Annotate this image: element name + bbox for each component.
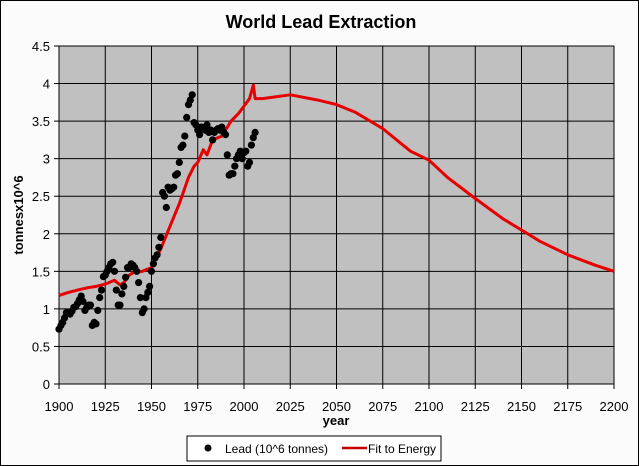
lead-data-point bbox=[181, 132, 189, 140]
legend-box bbox=[186, 435, 442, 462]
lead-data-point bbox=[231, 162, 239, 170]
lead-data-point bbox=[203, 121, 211, 129]
x-tick-label: 1975 bbox=[183, 399, 212, 414]
lead-data-point bbox=[155, 243, 163, 251]
y-tick-label: 1.5 bbox=[32, 264, 50, 279]
lead-data-point bbox=[97, 286, 106, 294]
y-tick-label: 3 bbox=[43, 152, 50, 167]
lead-data-point bbox=[110, 267, 119, 275]
lead-data-point bbox=[86, 301, 95, 309]
lead-data-point bbox=[133, 267, 141, 275]
lead-data-point bbox=[92, 320, 100, 328]
y-tick-label: 2 bbox=[43, 227, 50, 242]
lead-data-point bbox=[196, 131, 204, 139]
y-tick-label: 0 bbox=[43, 377, 50, 392]
lead-data-point bbox=[223, 151, 231, 159]
x-tick-label: 1900 bbox=[45, 399, 74, 414]
lead-data-point bbox=[147, 267, 156, 275]
lead-data-point bbox=[120, 282, 128, 290]
y-tick-label: 2.5 bbox=[32, 189, 50, 204]
y-tick-label: 4.5 bbox=[32, 39, 50, 54]
lead-data-point bbox=[149, 260, 157, 268]
lead-data-point bbox=[116, 301, 124, 309]
lead-data-point bbox=[140, 305, 148, 313]
y-tick-label: 1 bbox=[43, 302, 50, 317]
lead-data-point bbox=[109, 258, 117, 266]
legend-label-lead: Lead (10^6 tonnes) bbox=[225, 442, 328, 456]
legend-marker-lead bbox=[204, 444, 212, 452]
lead-data-point bbox=[175, 158, 183, 166]
x-tick-label: 2100 bbox=[415, 399, 444, 414]
lead-data-point bbox=[162, 203, 170, 212]
lead-data-point bbox=[153, 251, 161, 259]
lead-scatter-points bbox=[55, 91, 259, 333]
legend: Lead (10^6 tonnes) Fit to Energy bbox=[186, 435, 442, 462]
lead-data-point bbox=[242, 147, 250, 155]
x-tick-label: 2150 bbox=[507, 399, 536, 414]
y-tick-label: 3.5 bbox=[32, 114, 50, 129]
x-tick-label: 2075 bbox=[368, 399, 397, 414]
x-tick-label: 1950 bbox=[137, 399, 166, 414]
x-tick-label: 2050 bbox=[322, 399, 351, 414]
lead-data-point bbox=[245, 158, 254, 166]
lead-data-point bbox=[209, 136, 217, 144]
lead-data-point bbox=[136, 294, 144, 302]
lead-data-point bbox=[247, 141, 255, 149]
x-axis-ticks: 1900 1925 1950 1975 2000 2025 2050 2075 2100 2125… bbox=[45, 384, 629, 414]
lead-data-point bbox=[94, 306, 102, 314]
y-tick-label: 0.5 bbox=[32, 339, 50, 354]
lead-data-point bbox=[135, 279, 143, 287]
lead-data-point bbox=[160, 192, 168, 200]
x-tick-label: 2125 bbox=[461, 399, 490, 414]
legend-label-fit: Fit to Energy bbox=[368, 442, 436, 456]
lead-data-point bbox=[188, 91, 196, 99]
lead-data-point bbox=[170, 183, 178, 191]
lead-data-point bbox=[118, 290, 126, 298]
lead-data-point bbox=[251, 128, 259, 136]
y-tick-label: 4 bbox=[43, 77, 50, 92]
lead-data-point bbox=[221, 131, 230, 139]
lead-data-point bbox=[157, 233, 165, 242]
lead-data-point bbox=[144, 288, 152, 296]
lead-data-point bbox=[183, 113, 191, 121]
lead-data-point bbox=[79, 297, 87, 305]
x-tick-label: 2000 bbox=[230, 399, 259, 414]
x-tick-label: 2200 bbox=[600, 399, 629, 414]
chart-title: World Lead Extraction bbox=[226, 12, 417, 32]
lead-data-point bbox=[112, 286, 120, 294]
lead-data-point bbox=[238, 155, 246, 163]
x-tick-label: 1925 bbox=[91, 399, 120, 414]
y-axis-label: tonnesx10^6 bbox=[11, 175, 26, 254]
y-axis-ticks: 0 0.5 1 1.5 2 2.5 3 3.5 4 4.5 bbox=[32, 39, 59, 392]
x-tick-label: 2175 bbox=[553, 399, 582, 414]
x-axis-label: year bbox=[323, 413, 350, 428]
lead-data-point bbox=[173, 170, 181, 178]
lead-data-point bbox=[122, 273, 130, 281]
lead-data-point bbox=[229, 170, 237, 178]
lead-data-point bbox=[96, 294, 104, 302]
x-tick-label: 2025 bbox=[276, 399, 305, 414]
lead-data-point bbox=[146, 282, 154, 290]
lead-data-point bbox=[179, 141, 187, 149]
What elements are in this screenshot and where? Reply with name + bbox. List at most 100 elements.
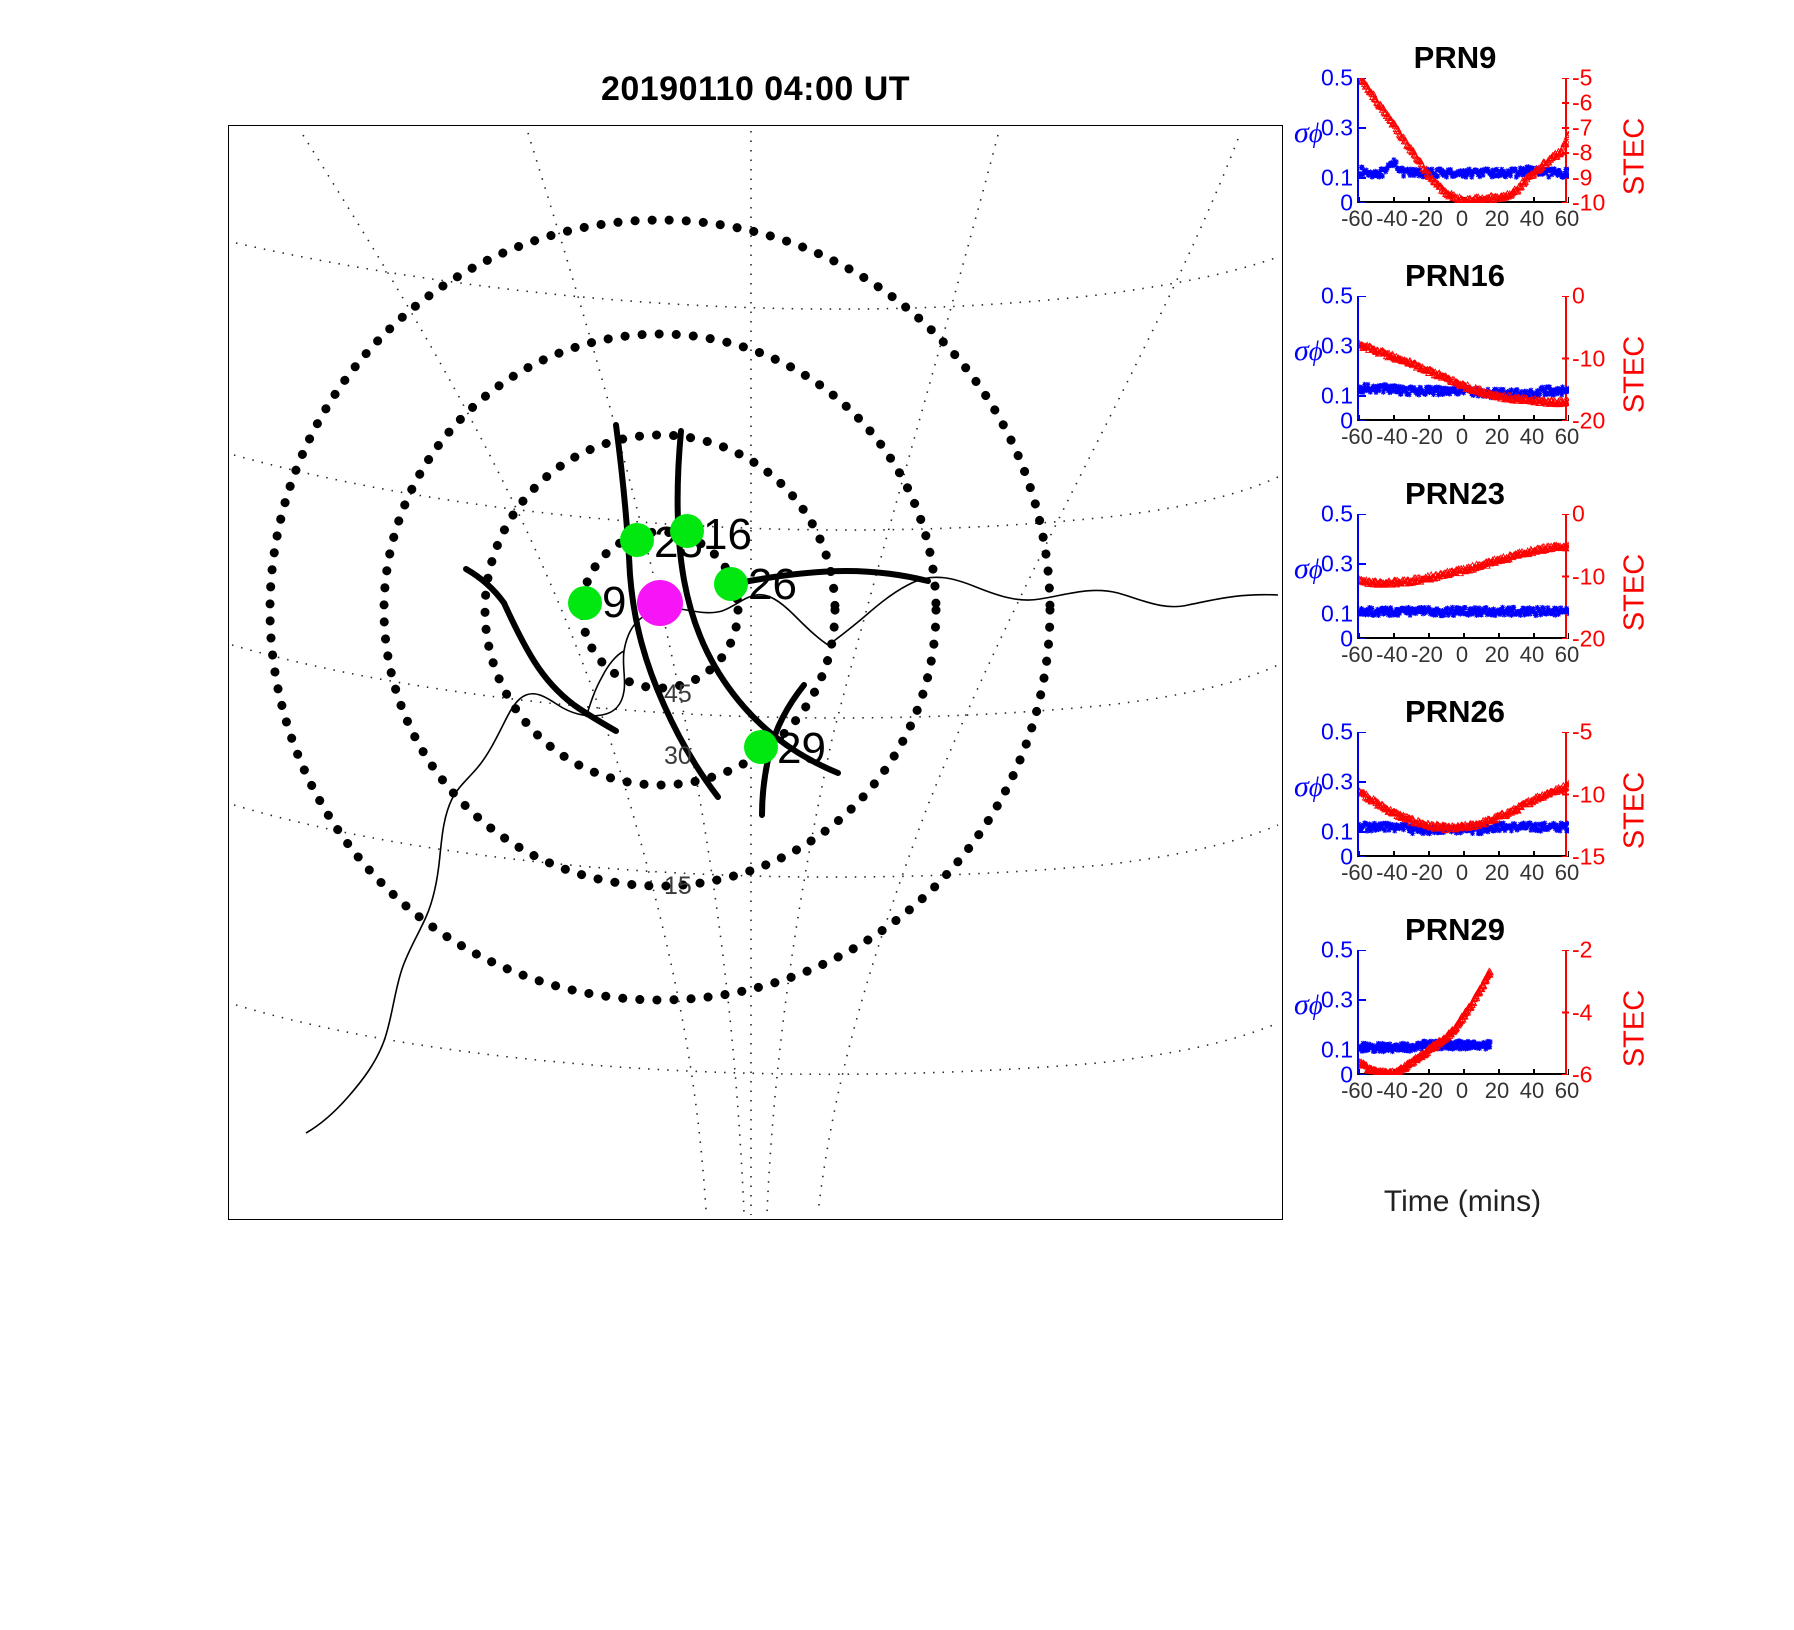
time-tick-labels: -60 -40 -20 0 20 40 60 [1341,206,1579,234]
y-tick-label: 0.5 [1321,500,1353,527]
y-tick-label: 0.1 [1321,1036,1353,1063]
y-tick-label: 0 [1340,843,1353,870]
sky-plot-panel: 45 30 15 9 23 16 26 29 [228,125,1283,1220]
x-tick-label: 40 [1519,1078,1545,1103]
y-tick-label: 0.3 [1321,550,1353,577]
sigma-phi-tick-labels: 0 0.1 0.3 0.5 [1290,937,1353,1088]
series-stec [1359,78,1569,203]
sigma-phi-axis-label: σϕ [1294,552,1323,585]
receiver-station-marker[interactable] [637,580,683,626]
y-tick-label: 0.5 [1321,64,1353,91]
y-tick-label: 0 [1340,189,1353,216]
y2-tick-label: -5 [1572,718,1593,745]
prn-plot-area[interactable] [1357,950,1569,1075]
y2-tick-label: -10 [1572,345,1606,371]
series-stec [1359,779,1569,834]
prn-panel-title: PRN26 [1405,694,1505,729]
y-tick-label: 0.3 [1321,986,1353,1013]
prn-panel-title: PRN23 [1405,476,1505,511]
elevation-ring-60 [577,527,743,693]
x-tick-label: -60 [1341,1078,1373,1103]
figure-title: 20190110 04:00 UT [600,70,911,108]
y-tick-label: 0.5 [1321,282,1353,309]
prn-series-graphics [1359,78,1569,203]
sky-plot-axes-border [228,125,1283,1220]
y2-tick-label: -5 [1572,64,1593,91]
x-tick-label: 20 [1484,860,1510,885]
y-tick-label: 0.1 [1321,818,1353,845]
series-stec [1359,339,1569,408]
y-tick-label: 0 [1340,625,1353,652]
x-tick-label: -40 [1376,424,1408,449]
prn-plot-area[interactable] [1357,732,1569,857]
satellite-marker-29[interactable] [744,730,778,764]
x-tick-label: -60 [1341,860,1373,885]
x-tick-label: 60 [1554,860,1580,885]
series-sigma_phi [1359,604,1569,619]
y2-tick-label: -20 [1572,407,1606,434]
x-tick-label: 60 [1554,206,1580,231]
sigma-phi-axis-label: σϕ [1294,116,1323,149]
series-stec [1359,540,1569,588]
sigma-phi-axis-label: σϕ [1294,770,1323,803]
satellite-marker-23[interactable] [620,523,654,557]
prn-plot-area[interactable] [1357,78,1569,203]
elevation-ring-30 [379,329,941,891]
prn-plot-area[interactable] [1357,514,1569,639]
satellite-label-16: 16 [703,510,752,559]
y2-tick-label: -7 [1572,114,1593,141]
prn-panel-title: PRN16 [1405,258,1505,293]
x-tick-label: 0 [1455,860,1469,885]
time-tick-labels: -60 -40 -20 0 20 40 60 [1341,642,1579,670]
satellite-marker-26[interactable] [714,567,748,601]
prn-series-graphics [1359,296,1569,421]
y-tick-label: 0.1 [1321,382,1353,409]
y2-tick-label: -10 [1572,563,1606,589]
x-tick-label: 0 [1455,1078,1469,1103]
satellite-marker-16[interactable] [670,514,704,548]
elevation-label-15: 15 [664,872,692,900]
y2-tick-label: 0 [1572,500,1585,527]
x-tick-label: 20 [1484,206,1510,231]
sky-plot-graphics [231,131,1279,1215]
x-tick-label: 20 [1484,1078,1510,1103]
prn-panel-prn16: PRN16 σϕ STEC 0 0.1 0.3 0.5 0 -10 -20 -60 -40 -20 0 20… [1290,258,1790,454]
satellite-label-9: 9 [602,578,627,627]
prn-series-graphics [1359,514,1569,639]
satellite-label-29: 29 [777,724,826,773]
time-tick-labels: -60 -40 -20 0 20 40 60 [1341,1078,1579,1106]
sigma-phi-axis-label: σϕ [1294,988,1323,1021]
sigma-phi-tick-labels: 0 0.1 0.3 0.5 [1290,719,1353,870]
x-tick-label: -20 [1411,206,1443,231]
series-stec [1359,967,1495,1075]
elevation-ring-15 [265,215,1055,1005]
elevation-label-30: 30 [664,742,692,770]
elevation-label-45: 45 [664,680,692,708]
y2-tick-label: 0 [1572,282,1585,309]
y2-tick-label: -4 [1572,999,1593,1025]
y-tick-label: 0 [1340,407,1353,434]
prn-panel-prn26: PRN26 σϕ STEC 0 0.1 0.3 0.5 -5 -10 -15 -60 -40 -20 0 2… [1290,694,1790,890]
prn-panel-title: PRN29 [1405,912,1505,947]
stec-tick-labels: 0 -10 -20 [1572,501,1632,652]
graticule-meridians [302,131,1239,1215]
x-tick-label: 60 [1554,1078,1580,1103]
prn-panel-title: PRN9 [1413,40,1497,75]
prn-panel-prn29: PRN29 σϕ STEC 0 0.1 0.3 0.5 -2 -4 -6 -60 -40 -20 0 20 4… [1290,912,1790,1108]
x-tick-label: -40 [1376,860,1408,885]
x-tick-label: 0 [1455,642,1469,667]
satellite-marker-9[interactable] [568,586,602,620]
x-tick-label: -20 [1411,1078,1443,1103]
y-tick-label: 0 [1340,1061,1353,1088]
prn-panel-prn23: PRN23 σϕ STEC 0 0.1 0.3 0.5 0 -10 -20 -60 -40 -20 0 20… [1290,476,1790,672]
coastline [305,576,1279,1134]
y2-tick-label: -10 [1572,781,1606,807]
x-tick-label: -20 [1411,860,1443,885]
y-tick-label: 0.5 [1321,718,1353,745]
prn-plot-area[interactable] [1357,296,1569,421]
y-tick-label: 0.3 [1321,114,1353,141]
y-tick-label: 0.1 [1321,600,1353,627]
y2-tick-label: -15 [1572,843,1606,870]
elevation-rings [265,215,1055,1005]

.....

List every line of the data above that contains the string "title", copying each one in full.

chart-title: World Lead Extraction bbox=[226, 12, 417, 32]
prn-panel-title: PRN26 [1405,694,1505,729]
prn-panel-title: PRN23 [1405,476,1505,511]
figure-title: 20190110 04:00 UT [600,70,911,108]
prn-panel-title: PRN16 [1405,258,1505,293]
prn-panel-title: PRN29 [1405,912,1505,947]
prn-panel-title: PRN9 [1413,40,1497,75]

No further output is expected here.